§ **GIVEN REQUEST**
Without including the pictures, copy out every line below.

§ **GIVEN INFORMATION**
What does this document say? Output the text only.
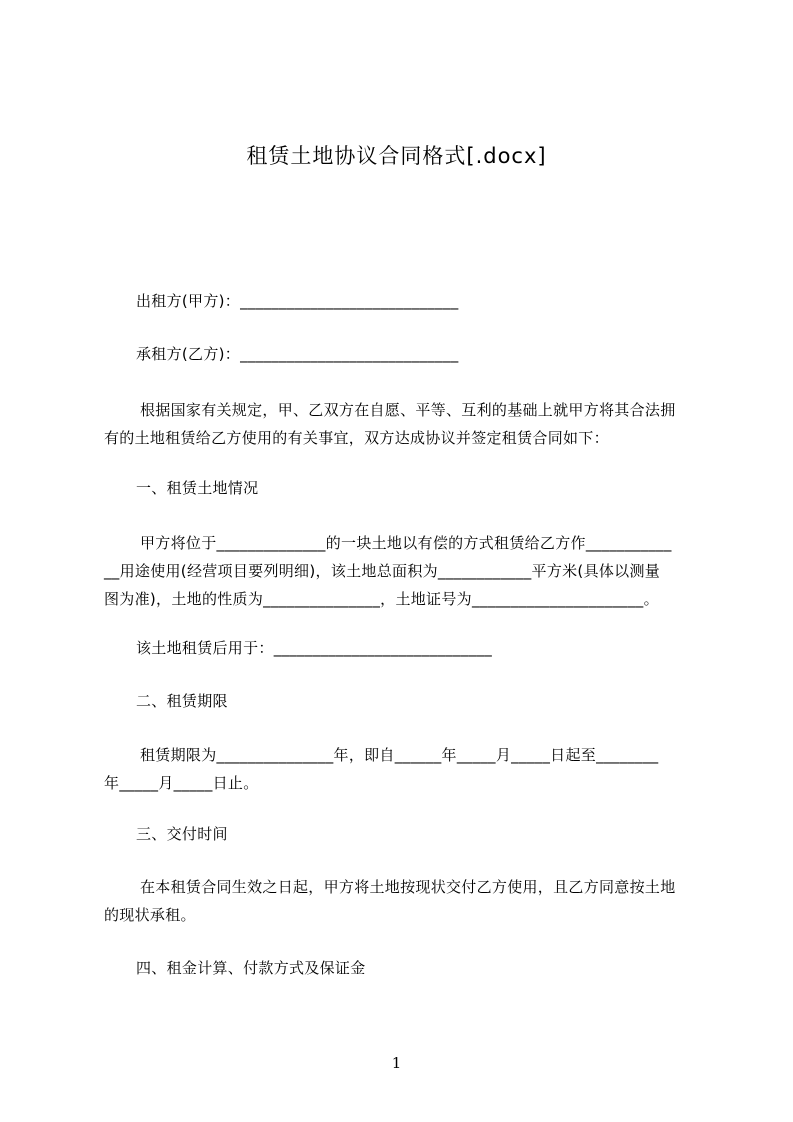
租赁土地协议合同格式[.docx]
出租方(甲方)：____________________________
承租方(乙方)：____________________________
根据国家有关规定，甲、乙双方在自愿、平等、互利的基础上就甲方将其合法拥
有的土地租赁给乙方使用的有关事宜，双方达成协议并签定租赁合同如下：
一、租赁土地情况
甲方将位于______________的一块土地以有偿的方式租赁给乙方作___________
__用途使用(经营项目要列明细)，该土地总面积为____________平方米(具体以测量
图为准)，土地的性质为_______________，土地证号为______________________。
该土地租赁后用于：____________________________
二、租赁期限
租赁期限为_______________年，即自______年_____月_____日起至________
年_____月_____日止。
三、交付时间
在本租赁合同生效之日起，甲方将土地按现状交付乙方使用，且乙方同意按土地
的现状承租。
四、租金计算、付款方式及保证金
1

§ **SOLUTION FOR THIS EXERCISE**
What does this document say? Output the text only.
租赁土地协议合同格式[.docx]
出租方(甲方)：____________________________
承租方(乙方)：____________________________
根据国家有关规定，甲、乙双方在自愿、平等、互利的基础上就甲方将其合法拥
有的土地租赁给乙方使用的有关事宜，双方达成协议并签定租赁合同如下：
一、租赁土地情况
甲方将位于______________的一块土地以有偿的方式租赁给乙方作___________
__用途使用(经营项目要列明细)，该土地总面积为____________平方米(具体以测量
图为准)，土地的性质为_______________，土地证号为______________________。
该土地租赁后用于：____________________________
二、租赁期限
租赁期限为_______________年，即自______年_____月_____日起至________
年_____月_____日止。
三、交付时间
在本租赁合同生效之日起，甲方将土地按现状交付乙方使用，且乙方同意按土地
的现状承租。
四、租金计算、付款方式及保证金
1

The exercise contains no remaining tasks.